Reproduce each line of the listing exactly.
++++ Provided data
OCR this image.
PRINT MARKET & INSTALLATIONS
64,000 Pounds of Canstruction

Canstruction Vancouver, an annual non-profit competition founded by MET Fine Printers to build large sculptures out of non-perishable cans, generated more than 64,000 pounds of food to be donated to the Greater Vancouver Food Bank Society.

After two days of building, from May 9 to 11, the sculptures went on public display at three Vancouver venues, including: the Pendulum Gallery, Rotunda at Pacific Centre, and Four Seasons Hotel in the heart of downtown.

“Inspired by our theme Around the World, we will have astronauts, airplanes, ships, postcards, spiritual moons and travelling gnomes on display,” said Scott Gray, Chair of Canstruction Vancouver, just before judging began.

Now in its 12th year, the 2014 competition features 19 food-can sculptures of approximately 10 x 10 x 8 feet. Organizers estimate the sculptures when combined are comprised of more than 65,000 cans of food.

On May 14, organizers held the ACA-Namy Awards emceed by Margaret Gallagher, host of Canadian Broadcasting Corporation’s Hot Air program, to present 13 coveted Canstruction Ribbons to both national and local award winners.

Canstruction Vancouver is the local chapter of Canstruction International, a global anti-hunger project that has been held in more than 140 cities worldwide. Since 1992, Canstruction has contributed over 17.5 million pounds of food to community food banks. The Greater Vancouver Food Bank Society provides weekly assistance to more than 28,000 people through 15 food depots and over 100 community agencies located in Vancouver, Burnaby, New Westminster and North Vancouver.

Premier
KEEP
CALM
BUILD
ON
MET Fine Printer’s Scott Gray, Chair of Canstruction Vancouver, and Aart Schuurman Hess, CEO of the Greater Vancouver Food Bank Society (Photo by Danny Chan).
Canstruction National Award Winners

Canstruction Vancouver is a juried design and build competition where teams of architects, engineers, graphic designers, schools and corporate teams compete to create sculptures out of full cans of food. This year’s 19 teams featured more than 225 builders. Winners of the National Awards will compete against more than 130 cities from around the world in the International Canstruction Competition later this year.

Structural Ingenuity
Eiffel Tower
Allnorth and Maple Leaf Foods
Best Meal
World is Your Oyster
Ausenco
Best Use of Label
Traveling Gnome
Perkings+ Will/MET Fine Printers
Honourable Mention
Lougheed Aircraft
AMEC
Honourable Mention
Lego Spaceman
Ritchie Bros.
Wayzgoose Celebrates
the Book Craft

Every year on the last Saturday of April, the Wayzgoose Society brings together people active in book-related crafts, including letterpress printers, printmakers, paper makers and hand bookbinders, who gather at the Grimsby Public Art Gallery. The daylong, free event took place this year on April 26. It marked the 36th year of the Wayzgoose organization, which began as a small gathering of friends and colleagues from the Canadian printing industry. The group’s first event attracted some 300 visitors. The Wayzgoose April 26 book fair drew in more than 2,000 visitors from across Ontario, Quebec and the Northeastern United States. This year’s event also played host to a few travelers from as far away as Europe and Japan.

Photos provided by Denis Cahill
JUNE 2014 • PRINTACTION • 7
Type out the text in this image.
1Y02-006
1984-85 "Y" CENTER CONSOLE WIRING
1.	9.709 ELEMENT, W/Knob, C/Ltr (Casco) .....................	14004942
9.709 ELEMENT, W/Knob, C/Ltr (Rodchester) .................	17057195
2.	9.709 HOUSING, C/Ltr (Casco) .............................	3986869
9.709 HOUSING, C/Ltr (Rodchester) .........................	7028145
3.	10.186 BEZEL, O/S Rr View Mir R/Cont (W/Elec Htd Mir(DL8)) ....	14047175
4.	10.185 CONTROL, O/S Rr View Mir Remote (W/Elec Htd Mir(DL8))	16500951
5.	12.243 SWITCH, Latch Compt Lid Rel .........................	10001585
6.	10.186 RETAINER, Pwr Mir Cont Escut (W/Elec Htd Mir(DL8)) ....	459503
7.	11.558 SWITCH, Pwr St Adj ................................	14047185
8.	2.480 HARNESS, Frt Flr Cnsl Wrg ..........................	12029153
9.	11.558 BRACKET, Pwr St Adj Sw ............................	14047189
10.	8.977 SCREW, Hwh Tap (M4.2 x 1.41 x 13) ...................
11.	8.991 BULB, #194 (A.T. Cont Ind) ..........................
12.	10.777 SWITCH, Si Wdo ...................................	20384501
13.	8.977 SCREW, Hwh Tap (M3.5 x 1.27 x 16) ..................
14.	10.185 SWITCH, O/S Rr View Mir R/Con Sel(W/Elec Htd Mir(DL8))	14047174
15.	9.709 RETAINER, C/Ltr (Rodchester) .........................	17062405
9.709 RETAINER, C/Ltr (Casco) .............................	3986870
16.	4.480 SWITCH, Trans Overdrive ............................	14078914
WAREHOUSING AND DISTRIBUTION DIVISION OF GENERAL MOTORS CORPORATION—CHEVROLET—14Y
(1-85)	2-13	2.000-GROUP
++++++++
**Written response**
OCR this image.
PRINT MARKET & INSTALLATIONS
64,000 Pounds of Canstruction

Canstruction Vancouver, an annual non-profit competition founded by MET Fine Printers to build large sculptures out of non-perishable cans, generated more than 64,000 pounds of food to be donated to the Greater Vancouver Food Bank Society.

After two days of building, from May 9 to 11, the sculptures went on public display at three Vancouver venues, including: the Pendulum Gallery, Rotunda at Pacific Centre, and Four Seasons Hotel in the heart of downtown.

“Inspired by our theme Around the World, we will have astronauts, airplanes, ships, postcards, spiritual moons and travelling gnomes on display,” said Scott Gray, Chair of Canstruction Vancouver, just before judging began.

Now in its 12th year, the 2014 competition features 19 food-can sculptures of approximately 10 x 10 x 8 feet. Organizers estimate the sculptures when combined are comprised of more than 65,000 cans of food.

On May 14, organizers held the ACA-Namy Awards emceed by Margaret Gallagher, host of Canadian Broadcasting Corporation’s Hot Air program, to present 13 coveted Canstruction Ribbons to both national and local award winners.

Canstruction Vancouver is the local chapter of Canstruction International, a global anti-hunger project that has been held in more than 140 cities worldwide. Since 1992, Canstruction has contributed over 17.5 million pounds of food to community food banks. The Greater Vancouver Food Bank Society provides weekly assistance to more than 28,000 people through 15 food depots and over 100 community agencies located in Vancouver, Burnaby, New Westminster and North Vancouver.

Premier
KEEP
CALM
BUILD
ON
MET Fine Printer’s Scott Gray, Chair of Canstruction Vancouver, and Aart Schuurman Hess, CEO of the Greater Vancouver Food Bank Society (Photo by Danny Chan).
Canstruction National Award Winners

Canstruction Vancouver is a juried design and build competition where teams of architects, engineers, graphic designers, schools and corporate teams compete to create sculptures out of full cans of food. This year’s 19 teams featured more than 225 builders. Winners of the National Awards will compete against more than 130 cities from around the world in the International Canstruction Competition later this year.

Structural Ingenuity
Eiffel Tower
Allnorth and Maple Leaf Foods
Best Meal
World is Your Oyster
Ausenco
Best Use of Label
Traveling Gnome
Perkings+ Will/MET Fine Printers
Honourable Mention
Lougheed Aircraft
AMEC
Honourable Mention
Lego Spaceman
Ritchie Bros.
Wayzgoose Celebrates
the Book Craft

Every year on the last Saturday of April, the Wayzgoose Society brings together people active in book-related crafts, including letterpress printers, printmakers, paper makers and hand bookbinders, who gather at the Grimsby Public Art Gallery. The daylong, free event took place this year on April 26. It marked the 36th year of the Wayzgoose organization, which began as a small gathering of friends and colleagues from the Canadian printing industry. The group’s first event attracted some 300 visitors. The Wayzgoose April 26 book fair drew in more than 2,000 visitors from across Ontario, Quebec and the Northeastern United States. This year’s event also played host to a few travelers from as far away as Europe and Japan.

Photos provided by Denis Cahill
JUNE 2014 • PRINTACTION • 7
Type out the text in this image.
1Y02-006
1984-85 "Y" CENTER CONSOLE WIRING
1.	9.709 ELEMENT, W/Knob, C/Ltr (Casco) .....................	14004942
9.709 ELEMENT, W/Knob, C/Ltr (Rodchester) .................	17057195
2.	9.709 HOUSING, C/Ltr (Casco) .............................	3986869
9.709 HOUSING, C/Ltr (Rodchester) .........................	7028145
3.	10.186 BEZEL, O/S Rr View Mir R/Cont (W/Elec Htd Mir(DL8)) ....	14047175
4.	10.185 CONTROL, O/S Rr View Mir Remote (W/Elec Htd Mir(DL8))	16500951
5.	12.243 SWITCH, Latch Compt Lid Rel .........................	10001585
6.	10.186 RETAINER, Pwr Mir Cont Escut (W/Elec Htd Mir(DL8)) ....	459503
7.	11.558 SWITCH, Pwr St Adj ................................	14047185
8.	2.480 HARNESS, Frt Flr Cnsl Wrg ..........................	12029153
9.	11.558 BRACKET, Pwr St Adj Sw ............................	14047189
10.	8.977 SCREW, Hwh Tap (M4.2 x 1.41 x 13) ...................
11.	8.991 BULB, #194 (A.T. Cont Ind) ..........................
12.	10.777 SWITCH, Si Wdo ...................................	20384501
13.	8.977 SCREW, Hwh Tap (M3.5 x 1.27 x 16) ..................
14.	10.185 SWITCH, O/S Rr View Mir R/Con Sel(W/Elec Htd Mir(DL8))	14047174
15.	9.709 RETAINER, C/Ltr (Rodchester) .........................	17062405
9.709 RETAINER, C/Ltr (Casco) .............................	3986870
16.	4.480 SWITCH, Trans Overdrive ............................	14078914
WAREHOUSING AND DISTRIBUTION DIVISION OF GENERAL MOTORS CORPORATION—CHEVROLET—14Y
(1-85)	2-13	2.000-GROUP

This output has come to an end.